### GIVEN EXERCISE
Set down, without alteration, the lines from the one that contains "Extract all readable text from this page." through the final line of the material below.

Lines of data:
□ □ □ □

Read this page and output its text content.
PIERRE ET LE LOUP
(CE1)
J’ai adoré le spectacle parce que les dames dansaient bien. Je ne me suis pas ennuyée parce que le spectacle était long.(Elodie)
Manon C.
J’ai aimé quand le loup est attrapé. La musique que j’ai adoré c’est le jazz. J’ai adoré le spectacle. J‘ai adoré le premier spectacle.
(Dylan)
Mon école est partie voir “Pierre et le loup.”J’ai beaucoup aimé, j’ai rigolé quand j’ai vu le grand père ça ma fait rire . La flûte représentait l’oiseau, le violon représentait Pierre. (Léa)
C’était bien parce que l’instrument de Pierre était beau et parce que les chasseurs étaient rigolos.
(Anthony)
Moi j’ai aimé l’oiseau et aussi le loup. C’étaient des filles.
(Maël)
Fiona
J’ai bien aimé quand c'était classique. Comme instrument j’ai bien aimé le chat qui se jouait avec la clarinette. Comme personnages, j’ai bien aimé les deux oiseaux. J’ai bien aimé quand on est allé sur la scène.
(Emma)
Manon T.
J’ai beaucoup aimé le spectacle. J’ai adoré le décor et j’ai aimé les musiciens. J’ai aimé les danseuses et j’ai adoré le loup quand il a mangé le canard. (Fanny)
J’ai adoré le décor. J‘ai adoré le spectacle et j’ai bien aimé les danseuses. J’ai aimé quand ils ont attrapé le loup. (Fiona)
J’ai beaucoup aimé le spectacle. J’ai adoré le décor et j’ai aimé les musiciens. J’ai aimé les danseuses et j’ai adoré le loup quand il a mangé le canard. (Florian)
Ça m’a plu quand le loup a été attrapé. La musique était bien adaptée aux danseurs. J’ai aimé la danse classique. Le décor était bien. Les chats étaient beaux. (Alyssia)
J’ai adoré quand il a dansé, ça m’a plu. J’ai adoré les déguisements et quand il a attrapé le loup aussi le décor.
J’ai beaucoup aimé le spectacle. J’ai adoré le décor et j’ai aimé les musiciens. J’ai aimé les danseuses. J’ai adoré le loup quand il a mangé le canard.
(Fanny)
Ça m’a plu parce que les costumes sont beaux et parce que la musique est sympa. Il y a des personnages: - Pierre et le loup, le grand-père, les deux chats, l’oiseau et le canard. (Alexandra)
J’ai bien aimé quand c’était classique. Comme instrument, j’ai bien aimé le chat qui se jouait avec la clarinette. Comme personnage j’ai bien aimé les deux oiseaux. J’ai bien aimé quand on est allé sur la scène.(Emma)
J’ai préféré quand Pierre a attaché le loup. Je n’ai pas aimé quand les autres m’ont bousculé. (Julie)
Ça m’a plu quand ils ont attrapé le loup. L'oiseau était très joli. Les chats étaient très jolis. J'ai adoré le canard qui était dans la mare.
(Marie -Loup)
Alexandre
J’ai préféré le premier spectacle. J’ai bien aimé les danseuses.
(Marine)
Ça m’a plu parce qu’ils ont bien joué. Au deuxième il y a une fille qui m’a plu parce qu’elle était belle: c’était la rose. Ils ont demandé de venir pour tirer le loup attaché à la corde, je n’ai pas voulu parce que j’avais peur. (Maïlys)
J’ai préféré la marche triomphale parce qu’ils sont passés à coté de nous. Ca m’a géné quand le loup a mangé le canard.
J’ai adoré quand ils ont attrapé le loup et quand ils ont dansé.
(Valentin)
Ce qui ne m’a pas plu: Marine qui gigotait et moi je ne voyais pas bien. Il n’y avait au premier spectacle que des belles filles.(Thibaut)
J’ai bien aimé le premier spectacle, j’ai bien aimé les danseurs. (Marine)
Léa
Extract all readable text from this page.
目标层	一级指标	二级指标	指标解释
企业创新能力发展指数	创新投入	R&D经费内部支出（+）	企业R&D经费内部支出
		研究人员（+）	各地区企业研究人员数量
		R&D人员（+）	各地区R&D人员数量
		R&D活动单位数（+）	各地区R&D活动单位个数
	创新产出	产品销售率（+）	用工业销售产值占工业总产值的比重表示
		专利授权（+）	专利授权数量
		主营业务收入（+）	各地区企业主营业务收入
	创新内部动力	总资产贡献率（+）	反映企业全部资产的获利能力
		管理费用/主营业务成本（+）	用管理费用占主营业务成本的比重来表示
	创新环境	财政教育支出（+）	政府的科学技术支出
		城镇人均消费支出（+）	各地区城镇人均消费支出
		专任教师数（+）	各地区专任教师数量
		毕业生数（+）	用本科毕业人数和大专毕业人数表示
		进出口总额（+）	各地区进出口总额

□ □ □ □

### EXPECTED ANSWER
Extract all readable text from this page.
目标层	一级指标	二级指标	指标解释
企业创新能力发展指数	创新投入	R&D经费内部支出（+）	企业R&D经费内部支出
		研究人员（+）	各地区企业研究人员数量
		R&D人员（+）	各地区R&D人员数量
		R&D活动单位数（+）	各地区R&D活动单位个数
	创新产出	产品销售率（+）	用工业销售产值占工业总产值的比重表示
		专利授权（+）	专利授权数量
		主营业务收入（+）	各地区企业主营业务收入
	创新内部动力	总资产贡献率（+）	反映企业全部资产的获利能力
		管理费用/主营业务成本（+）	用管理费用占主营业务成本的比重来表示
	创新环境	财政教育支出（+）	政府的科学技术支出
		城镇人均消费支出（+）	各地区城镇人均消费支出
		专任教师数（+）	各地区专任教师数量
		毕业生数（+）	用本科毕业人数和大专毕业人数表示
		进出口总额（+）	各地区进出口总额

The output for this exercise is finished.